◆ **Recorded data**
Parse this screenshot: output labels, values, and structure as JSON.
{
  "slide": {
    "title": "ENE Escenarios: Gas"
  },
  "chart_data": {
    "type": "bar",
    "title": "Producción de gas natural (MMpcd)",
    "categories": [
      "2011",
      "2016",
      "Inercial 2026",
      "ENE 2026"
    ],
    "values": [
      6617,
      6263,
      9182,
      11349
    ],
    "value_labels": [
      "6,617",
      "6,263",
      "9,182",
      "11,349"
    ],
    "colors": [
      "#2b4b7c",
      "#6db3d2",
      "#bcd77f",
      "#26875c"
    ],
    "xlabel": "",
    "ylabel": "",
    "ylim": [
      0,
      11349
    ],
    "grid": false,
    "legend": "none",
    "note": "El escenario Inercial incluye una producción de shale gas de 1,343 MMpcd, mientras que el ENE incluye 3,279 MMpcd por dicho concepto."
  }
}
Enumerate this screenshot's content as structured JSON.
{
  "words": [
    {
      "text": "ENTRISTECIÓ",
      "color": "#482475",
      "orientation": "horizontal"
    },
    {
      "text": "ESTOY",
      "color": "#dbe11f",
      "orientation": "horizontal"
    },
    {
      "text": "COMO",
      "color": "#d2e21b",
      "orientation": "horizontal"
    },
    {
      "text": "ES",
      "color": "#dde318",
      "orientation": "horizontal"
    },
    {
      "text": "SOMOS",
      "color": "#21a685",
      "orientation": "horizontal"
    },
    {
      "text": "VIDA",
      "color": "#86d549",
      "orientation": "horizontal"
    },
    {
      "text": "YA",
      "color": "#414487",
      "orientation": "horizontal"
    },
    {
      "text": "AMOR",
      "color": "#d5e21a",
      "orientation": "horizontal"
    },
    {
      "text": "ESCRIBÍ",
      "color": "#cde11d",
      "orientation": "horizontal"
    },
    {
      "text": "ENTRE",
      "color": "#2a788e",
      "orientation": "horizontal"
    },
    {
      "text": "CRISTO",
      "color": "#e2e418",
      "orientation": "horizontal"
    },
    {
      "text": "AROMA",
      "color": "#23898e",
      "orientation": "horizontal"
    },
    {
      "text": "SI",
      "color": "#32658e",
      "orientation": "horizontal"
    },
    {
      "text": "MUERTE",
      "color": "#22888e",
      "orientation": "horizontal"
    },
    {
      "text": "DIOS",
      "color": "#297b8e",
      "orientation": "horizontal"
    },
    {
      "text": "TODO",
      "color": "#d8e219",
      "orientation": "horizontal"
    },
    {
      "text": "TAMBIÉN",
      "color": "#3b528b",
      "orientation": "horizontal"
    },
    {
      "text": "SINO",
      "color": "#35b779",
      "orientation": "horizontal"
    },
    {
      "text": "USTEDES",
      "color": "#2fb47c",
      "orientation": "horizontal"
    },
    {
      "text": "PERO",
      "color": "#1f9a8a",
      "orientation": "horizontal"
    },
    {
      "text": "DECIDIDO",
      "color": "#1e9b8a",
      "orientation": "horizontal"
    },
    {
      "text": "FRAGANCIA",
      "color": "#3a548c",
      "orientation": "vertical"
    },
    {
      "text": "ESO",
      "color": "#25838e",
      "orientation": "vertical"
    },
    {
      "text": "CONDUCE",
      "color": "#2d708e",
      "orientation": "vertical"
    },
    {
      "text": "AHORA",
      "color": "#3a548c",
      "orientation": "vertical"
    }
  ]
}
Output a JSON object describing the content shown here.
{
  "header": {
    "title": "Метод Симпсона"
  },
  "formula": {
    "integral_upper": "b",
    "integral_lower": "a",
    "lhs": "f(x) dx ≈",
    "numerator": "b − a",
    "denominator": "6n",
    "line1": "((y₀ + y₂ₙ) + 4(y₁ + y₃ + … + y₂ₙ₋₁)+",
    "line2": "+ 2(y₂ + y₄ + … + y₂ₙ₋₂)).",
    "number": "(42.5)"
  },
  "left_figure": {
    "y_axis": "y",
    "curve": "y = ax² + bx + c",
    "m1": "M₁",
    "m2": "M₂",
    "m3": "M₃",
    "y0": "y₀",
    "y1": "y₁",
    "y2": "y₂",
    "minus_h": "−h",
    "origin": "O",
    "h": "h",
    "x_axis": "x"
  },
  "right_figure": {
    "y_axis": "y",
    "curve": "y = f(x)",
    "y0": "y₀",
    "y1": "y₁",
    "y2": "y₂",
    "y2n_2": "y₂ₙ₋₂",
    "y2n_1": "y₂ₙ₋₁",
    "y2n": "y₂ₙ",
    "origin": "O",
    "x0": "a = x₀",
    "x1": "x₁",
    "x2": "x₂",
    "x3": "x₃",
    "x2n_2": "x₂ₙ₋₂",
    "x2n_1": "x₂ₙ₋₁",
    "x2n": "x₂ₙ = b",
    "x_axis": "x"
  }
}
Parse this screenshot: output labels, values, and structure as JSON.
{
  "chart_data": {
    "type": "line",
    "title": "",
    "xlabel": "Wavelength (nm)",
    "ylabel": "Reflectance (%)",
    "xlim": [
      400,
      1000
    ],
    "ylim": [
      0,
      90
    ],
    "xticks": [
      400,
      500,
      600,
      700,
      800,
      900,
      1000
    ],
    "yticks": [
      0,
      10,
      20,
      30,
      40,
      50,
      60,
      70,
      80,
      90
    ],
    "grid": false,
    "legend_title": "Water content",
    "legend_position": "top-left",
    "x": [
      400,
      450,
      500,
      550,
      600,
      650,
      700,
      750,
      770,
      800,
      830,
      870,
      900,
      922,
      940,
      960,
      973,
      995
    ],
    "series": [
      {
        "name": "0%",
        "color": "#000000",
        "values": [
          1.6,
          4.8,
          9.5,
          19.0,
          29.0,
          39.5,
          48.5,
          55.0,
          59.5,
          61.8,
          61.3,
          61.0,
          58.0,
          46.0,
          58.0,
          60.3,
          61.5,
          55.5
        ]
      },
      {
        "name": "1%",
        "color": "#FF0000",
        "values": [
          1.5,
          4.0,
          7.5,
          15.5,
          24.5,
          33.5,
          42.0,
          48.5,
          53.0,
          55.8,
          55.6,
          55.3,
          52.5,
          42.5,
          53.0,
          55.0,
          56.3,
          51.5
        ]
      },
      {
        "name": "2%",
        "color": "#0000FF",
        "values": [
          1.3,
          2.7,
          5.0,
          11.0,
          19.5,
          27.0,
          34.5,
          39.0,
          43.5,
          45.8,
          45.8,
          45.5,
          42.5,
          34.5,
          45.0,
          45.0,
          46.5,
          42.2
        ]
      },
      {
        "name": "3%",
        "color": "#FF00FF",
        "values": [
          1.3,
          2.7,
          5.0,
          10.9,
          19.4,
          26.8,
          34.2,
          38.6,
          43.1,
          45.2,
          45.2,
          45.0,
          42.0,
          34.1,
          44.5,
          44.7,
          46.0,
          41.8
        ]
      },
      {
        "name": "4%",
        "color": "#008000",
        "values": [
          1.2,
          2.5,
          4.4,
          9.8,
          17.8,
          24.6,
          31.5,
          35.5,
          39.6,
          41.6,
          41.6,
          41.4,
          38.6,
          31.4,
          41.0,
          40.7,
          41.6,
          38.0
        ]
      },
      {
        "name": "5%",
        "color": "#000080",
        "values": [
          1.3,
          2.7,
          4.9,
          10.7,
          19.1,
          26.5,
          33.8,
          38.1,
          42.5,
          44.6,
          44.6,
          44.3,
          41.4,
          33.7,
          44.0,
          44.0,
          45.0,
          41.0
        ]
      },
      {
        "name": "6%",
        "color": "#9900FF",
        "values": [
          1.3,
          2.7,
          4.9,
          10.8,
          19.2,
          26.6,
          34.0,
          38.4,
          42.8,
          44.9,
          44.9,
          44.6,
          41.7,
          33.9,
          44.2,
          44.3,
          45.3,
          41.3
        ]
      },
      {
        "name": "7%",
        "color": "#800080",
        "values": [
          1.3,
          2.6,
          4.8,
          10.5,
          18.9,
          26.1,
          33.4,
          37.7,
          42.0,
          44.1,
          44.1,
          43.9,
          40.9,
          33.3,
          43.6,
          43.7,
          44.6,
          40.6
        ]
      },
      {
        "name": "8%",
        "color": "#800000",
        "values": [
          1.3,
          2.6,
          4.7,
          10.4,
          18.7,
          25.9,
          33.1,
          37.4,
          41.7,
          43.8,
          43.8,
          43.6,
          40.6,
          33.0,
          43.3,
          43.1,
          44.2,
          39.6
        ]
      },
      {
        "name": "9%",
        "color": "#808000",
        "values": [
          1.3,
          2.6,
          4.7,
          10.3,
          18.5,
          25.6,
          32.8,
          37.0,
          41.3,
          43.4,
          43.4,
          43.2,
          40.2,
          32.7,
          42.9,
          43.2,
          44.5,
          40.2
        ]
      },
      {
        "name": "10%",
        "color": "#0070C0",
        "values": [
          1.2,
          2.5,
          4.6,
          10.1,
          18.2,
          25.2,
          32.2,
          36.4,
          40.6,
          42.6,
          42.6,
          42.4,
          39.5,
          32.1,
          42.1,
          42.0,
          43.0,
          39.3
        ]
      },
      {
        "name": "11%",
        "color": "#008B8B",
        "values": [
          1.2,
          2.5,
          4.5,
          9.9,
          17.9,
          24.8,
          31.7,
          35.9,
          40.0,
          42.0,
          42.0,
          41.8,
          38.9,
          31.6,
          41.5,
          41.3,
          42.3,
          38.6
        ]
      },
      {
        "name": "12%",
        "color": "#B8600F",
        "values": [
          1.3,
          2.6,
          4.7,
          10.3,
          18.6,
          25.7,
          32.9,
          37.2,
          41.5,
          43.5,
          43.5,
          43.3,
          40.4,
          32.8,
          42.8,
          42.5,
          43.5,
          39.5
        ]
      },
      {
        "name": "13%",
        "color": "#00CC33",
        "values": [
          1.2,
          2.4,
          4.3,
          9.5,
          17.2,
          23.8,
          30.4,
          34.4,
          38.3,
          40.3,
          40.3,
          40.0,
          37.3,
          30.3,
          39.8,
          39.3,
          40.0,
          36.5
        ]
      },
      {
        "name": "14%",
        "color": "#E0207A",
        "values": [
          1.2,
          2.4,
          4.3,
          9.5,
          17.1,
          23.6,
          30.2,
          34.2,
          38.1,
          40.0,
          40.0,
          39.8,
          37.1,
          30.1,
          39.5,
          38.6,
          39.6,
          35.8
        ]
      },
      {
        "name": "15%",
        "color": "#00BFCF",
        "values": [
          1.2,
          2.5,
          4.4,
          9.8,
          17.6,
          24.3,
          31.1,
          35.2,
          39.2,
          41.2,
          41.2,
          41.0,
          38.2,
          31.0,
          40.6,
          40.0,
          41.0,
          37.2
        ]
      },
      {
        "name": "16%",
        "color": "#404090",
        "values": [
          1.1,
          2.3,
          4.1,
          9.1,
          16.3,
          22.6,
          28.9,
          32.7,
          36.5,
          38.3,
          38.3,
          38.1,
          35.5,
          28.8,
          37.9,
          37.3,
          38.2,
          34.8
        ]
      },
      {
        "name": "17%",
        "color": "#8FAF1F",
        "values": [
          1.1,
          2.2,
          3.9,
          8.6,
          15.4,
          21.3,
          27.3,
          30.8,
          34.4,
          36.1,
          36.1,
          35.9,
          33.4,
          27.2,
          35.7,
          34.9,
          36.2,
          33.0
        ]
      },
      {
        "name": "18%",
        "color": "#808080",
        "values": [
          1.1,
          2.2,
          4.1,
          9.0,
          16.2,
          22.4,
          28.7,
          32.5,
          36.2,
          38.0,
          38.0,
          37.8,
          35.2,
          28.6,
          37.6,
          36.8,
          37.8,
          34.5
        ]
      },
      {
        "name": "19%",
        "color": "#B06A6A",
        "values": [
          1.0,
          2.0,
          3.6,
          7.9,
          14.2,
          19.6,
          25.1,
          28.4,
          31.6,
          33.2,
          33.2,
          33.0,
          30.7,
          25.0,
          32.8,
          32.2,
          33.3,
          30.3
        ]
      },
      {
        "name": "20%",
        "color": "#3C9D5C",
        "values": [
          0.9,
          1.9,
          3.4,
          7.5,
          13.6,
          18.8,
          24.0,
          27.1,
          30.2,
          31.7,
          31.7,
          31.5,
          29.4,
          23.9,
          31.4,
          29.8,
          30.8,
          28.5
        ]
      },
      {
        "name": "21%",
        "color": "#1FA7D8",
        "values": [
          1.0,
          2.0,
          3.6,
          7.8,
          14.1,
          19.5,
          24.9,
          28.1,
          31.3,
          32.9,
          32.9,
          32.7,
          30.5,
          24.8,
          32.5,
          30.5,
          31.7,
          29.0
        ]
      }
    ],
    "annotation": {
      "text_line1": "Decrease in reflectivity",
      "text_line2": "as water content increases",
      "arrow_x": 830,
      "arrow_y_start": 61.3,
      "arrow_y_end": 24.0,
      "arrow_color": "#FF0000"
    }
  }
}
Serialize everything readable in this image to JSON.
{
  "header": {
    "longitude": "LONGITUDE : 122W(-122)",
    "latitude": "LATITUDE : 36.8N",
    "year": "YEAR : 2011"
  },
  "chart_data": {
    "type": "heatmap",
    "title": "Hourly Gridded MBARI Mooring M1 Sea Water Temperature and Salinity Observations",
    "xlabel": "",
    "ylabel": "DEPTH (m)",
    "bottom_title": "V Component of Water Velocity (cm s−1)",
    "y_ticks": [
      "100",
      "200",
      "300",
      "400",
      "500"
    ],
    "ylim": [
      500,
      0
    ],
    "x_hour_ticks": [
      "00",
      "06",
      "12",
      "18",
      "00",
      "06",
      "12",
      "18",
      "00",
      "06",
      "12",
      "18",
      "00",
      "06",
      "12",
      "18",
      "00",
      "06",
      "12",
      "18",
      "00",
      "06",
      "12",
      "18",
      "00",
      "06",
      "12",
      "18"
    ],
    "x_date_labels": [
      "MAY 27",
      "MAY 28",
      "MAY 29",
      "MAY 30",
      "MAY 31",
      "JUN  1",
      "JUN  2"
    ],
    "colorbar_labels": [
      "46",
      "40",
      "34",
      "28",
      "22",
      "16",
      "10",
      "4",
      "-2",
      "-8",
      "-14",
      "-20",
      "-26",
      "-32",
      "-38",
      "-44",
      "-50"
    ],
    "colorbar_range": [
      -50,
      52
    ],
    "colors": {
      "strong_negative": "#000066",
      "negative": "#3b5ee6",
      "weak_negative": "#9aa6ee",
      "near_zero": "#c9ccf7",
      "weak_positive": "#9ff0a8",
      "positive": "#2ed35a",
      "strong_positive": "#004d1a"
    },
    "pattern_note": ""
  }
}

◆ **Task**
Reproduce exactly the line containing "Serialize everything readable" and every line after it through the end of the records above, and nothing else.

◆ **Output below**
Serialize everything readable in this image to JSON.
{
  "header": {
    "longitude": "LONGITUDE : 122W(-122)",
    "latitude": "LATITUDE : 36.8N",
    "year": "YEAR : 2011"
  },
  "chart_data": {
    "type": "heatmap",
    "title": "Hourly Gridded MBARI Mooring M1 Sea Water Temperature and Salinity Observations",
    "xlabel": "",
    "ylabel": "DEPTH (m)",
    "bottom_title": "V Component of Water Velocity (cm s−1)",
    "y_ticks": [
      "100",
      "200",
      "300",
      "400",
      "500"
    ],
    "ylim": [
      500,
      0
    ],
    "x_hour_ticks": [
      "00",
      "06",
      "12",
      "18",
      "00",
      "06",
      "12",
      "18",
      "00",
      "06",
      "12",
      "18",
      "00",
      "06",
      "12",
      "18",
      "00",
      "06",
      "12",
      "18",
      "00",
      "06",
      "12",
      "18",
      "00",
      "06",
      "12",
      "18"
    ],
    "x_date_labels": [
      "MAY 27",
      "MAY 28",
      "MAY 29",
      "MAY 30",
      "MAY 31",
      "JUN  1",
      "JUN  2"
    ],
    "colorbar_labels": [
      "46",
      "40",
      "34",
      "28",
      "22",
      "16",
      "10",
      "4",
      "-2",
      "-8",
      "-14",
      "-20",
      "-26",
      "-32",
      "-38",
      "-44",
      "-50"
    ],
    "colorbar_range": [
      -50,
      52
    ],
    "colors": {
      "strong_negative": "#000066",
      "negative": "#3b5ee6",
      "weak_negative": "#9aa6ee",
      "near_zero": "#c9ccf7",
      "weak_positive": "#9ff0a8",
      "positive": "#2ed35a",
      "strong_positive": "#004d1a"
    },
    "pattern_note": ""
  }
}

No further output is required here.